What this task involves: Please find every line of the listing below where "bottom" occurs and copy it.
[Given entries Boundary: Start]
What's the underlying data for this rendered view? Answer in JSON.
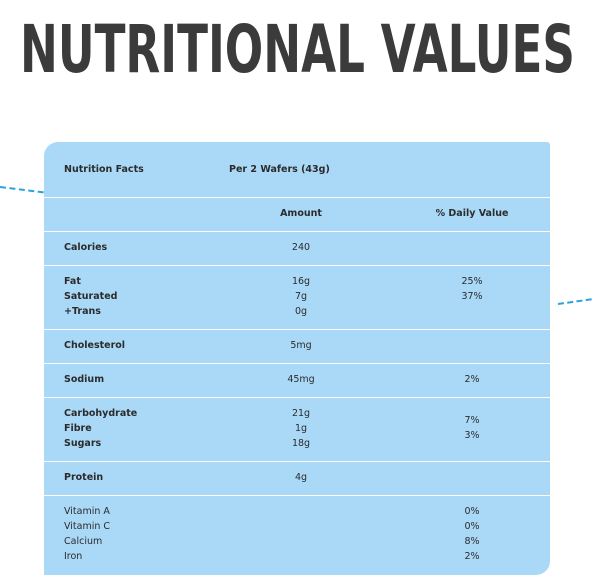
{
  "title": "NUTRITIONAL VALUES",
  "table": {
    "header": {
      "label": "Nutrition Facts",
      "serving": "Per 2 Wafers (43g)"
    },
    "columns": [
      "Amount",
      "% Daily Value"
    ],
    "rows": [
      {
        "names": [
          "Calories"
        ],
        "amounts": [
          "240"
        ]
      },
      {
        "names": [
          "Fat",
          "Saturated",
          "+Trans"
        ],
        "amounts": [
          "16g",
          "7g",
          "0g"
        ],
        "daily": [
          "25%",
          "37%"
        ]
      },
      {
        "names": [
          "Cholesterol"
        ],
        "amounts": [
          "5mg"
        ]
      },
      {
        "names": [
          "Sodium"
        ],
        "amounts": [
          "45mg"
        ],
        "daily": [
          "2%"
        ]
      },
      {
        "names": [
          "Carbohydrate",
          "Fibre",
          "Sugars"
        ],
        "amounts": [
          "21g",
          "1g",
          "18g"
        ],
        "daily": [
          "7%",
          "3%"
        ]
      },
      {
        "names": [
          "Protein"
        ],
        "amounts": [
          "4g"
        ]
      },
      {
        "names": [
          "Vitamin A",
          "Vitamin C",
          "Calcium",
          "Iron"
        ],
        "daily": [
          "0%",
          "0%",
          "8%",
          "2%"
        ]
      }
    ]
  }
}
[Given entries Boundary: End]
[Given entries Boundary: Start]
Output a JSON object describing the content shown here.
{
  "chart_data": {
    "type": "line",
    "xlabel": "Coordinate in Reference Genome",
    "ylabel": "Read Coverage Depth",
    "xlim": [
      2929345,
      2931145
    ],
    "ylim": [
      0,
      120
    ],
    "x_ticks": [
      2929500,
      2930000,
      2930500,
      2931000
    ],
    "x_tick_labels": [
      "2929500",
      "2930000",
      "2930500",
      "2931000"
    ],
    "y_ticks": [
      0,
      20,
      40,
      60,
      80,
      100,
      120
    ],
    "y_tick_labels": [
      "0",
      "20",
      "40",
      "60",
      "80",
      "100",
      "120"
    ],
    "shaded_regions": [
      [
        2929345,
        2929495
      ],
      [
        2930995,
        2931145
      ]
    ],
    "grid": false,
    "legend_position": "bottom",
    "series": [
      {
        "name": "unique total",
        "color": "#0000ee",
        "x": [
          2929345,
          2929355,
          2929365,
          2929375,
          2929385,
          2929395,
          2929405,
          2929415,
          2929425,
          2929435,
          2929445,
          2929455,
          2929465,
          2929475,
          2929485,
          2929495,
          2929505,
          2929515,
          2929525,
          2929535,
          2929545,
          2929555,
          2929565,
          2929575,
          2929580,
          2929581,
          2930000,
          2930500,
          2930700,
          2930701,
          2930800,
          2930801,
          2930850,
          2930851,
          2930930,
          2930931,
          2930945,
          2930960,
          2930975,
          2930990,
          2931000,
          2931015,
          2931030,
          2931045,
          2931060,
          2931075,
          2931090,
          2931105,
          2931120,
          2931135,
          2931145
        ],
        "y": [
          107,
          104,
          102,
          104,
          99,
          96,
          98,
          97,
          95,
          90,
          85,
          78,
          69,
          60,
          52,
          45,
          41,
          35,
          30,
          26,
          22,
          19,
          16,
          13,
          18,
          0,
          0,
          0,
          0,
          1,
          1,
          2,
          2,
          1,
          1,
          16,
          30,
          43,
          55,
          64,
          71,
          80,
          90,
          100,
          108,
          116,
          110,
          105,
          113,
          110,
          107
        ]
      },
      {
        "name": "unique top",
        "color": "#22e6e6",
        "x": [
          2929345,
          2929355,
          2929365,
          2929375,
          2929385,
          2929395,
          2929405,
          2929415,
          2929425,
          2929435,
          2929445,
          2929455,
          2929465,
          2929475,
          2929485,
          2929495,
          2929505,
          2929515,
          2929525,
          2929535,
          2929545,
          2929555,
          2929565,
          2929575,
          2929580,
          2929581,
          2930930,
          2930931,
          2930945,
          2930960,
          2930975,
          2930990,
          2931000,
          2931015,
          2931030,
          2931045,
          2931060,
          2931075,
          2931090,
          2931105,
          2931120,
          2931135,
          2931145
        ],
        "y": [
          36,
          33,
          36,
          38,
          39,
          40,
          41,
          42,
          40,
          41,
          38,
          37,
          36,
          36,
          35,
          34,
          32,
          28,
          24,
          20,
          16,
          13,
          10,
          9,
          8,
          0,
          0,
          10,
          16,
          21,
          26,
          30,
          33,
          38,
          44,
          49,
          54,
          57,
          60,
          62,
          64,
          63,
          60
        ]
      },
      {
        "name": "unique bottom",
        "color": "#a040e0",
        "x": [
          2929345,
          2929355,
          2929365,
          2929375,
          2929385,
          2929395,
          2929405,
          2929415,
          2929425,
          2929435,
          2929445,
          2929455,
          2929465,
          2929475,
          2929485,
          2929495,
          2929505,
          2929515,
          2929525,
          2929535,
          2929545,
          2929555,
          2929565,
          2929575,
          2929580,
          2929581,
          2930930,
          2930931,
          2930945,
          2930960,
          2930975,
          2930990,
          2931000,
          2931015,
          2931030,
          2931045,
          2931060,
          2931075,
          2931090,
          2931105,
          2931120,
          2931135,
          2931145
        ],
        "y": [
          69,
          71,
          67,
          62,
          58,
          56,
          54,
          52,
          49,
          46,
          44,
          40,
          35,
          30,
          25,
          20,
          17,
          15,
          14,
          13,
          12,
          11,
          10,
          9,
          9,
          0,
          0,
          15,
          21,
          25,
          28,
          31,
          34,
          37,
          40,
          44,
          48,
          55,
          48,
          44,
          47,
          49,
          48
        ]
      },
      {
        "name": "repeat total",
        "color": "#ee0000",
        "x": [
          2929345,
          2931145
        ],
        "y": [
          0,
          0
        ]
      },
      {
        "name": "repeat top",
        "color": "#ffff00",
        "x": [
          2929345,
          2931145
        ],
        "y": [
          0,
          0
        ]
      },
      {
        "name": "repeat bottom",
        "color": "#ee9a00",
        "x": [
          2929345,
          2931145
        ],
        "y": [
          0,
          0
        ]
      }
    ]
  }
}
[Given entries Boundary: End]
Written response:
    "legend_position": "bottom",
        "name": "unique bottom",
        "name": "repeat bottom",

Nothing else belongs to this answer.